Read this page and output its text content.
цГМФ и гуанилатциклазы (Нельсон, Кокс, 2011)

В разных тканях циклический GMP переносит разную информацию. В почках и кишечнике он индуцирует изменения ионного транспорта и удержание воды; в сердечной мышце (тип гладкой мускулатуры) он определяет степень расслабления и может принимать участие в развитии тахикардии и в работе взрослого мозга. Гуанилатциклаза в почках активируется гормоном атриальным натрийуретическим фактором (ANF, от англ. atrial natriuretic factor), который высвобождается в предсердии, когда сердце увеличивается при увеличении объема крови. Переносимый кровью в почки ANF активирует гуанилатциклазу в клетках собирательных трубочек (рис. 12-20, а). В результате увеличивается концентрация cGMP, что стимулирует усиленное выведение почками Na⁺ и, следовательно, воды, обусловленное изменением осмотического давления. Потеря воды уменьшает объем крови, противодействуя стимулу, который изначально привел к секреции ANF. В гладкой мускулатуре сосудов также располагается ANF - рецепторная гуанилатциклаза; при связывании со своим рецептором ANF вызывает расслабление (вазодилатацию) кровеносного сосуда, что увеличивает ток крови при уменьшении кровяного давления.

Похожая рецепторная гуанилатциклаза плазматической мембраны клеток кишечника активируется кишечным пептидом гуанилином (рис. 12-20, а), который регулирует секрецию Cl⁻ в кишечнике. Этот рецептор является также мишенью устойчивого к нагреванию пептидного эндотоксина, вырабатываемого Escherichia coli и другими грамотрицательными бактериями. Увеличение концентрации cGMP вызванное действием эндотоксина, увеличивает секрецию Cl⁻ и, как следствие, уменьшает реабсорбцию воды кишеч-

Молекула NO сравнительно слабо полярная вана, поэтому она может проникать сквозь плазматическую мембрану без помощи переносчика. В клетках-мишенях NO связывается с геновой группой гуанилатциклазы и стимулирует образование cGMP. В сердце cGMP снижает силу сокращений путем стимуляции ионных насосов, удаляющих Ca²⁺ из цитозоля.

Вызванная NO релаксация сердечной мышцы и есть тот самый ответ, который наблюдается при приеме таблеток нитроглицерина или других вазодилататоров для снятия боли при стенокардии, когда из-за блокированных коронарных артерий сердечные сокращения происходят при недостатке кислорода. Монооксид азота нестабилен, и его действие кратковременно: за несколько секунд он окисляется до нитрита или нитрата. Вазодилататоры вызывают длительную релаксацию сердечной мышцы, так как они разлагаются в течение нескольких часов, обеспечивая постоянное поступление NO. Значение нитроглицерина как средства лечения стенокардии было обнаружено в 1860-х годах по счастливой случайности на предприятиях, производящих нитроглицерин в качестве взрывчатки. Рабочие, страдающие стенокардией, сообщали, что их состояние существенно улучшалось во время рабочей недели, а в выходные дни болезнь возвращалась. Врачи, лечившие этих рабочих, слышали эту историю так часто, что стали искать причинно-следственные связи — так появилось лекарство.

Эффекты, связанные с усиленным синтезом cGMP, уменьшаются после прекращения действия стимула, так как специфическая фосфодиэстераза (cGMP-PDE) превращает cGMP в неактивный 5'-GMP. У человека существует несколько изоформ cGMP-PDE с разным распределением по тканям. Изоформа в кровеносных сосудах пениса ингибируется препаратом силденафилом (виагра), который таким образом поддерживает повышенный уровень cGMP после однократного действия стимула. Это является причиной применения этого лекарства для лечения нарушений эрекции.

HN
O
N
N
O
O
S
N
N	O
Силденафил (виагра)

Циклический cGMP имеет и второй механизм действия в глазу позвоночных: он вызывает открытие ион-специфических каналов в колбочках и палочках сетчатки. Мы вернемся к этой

---

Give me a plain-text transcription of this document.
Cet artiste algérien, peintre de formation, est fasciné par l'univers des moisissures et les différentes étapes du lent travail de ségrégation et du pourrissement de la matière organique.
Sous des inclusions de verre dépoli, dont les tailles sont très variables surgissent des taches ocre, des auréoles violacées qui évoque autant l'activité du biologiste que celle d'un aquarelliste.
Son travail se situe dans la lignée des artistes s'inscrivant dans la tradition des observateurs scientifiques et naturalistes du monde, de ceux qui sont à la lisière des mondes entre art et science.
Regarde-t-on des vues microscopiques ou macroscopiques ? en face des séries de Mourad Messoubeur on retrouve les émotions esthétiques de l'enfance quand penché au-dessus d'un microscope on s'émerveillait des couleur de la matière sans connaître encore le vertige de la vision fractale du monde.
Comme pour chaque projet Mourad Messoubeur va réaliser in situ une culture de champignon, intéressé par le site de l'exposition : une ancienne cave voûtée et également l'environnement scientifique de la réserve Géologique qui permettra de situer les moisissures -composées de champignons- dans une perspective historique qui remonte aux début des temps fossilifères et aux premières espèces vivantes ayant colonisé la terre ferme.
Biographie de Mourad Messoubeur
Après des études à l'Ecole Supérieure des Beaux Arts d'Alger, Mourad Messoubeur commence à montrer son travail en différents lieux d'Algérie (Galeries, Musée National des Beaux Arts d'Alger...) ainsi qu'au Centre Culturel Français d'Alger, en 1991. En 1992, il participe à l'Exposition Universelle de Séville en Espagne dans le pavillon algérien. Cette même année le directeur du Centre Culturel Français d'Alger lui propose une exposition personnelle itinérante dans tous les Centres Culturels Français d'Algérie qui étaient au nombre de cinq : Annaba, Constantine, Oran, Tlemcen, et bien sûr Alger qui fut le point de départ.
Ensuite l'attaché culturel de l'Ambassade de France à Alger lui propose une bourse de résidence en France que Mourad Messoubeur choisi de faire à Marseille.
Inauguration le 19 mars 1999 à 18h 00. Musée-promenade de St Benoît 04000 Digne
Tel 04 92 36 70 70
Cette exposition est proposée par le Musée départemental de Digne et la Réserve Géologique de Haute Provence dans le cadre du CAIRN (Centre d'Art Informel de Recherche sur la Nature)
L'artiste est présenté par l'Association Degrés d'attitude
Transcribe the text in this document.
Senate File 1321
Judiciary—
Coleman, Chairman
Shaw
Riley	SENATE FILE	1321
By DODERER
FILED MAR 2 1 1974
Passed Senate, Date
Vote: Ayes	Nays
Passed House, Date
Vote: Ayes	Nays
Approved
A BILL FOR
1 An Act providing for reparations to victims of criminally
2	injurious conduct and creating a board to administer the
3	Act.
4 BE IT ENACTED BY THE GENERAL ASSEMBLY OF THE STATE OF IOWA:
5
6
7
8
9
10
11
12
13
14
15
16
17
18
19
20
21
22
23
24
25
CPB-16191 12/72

■ WRITTEN PROBLEM: Locate all lines in the listing above with the word "гуанилатциклазы". Copy them.

■ EXPECTED ANSWER:
цГМФ и гуанилатциклазы (Нельсон, Кокс, 2011)
Молекула NO сравнительно слабо полярная вана, поэтому она может проникать сквозь плазматическую мембрану без помощи переносчика. В клетках-мишенях NO связывается с геновой группой гуанилатциклазы и стимулирует образование cGMP. В сердце cGMP снижает силу сокращений путем стимуляции ионных насосов, удаляющих Ca²⁺ из цитозоля.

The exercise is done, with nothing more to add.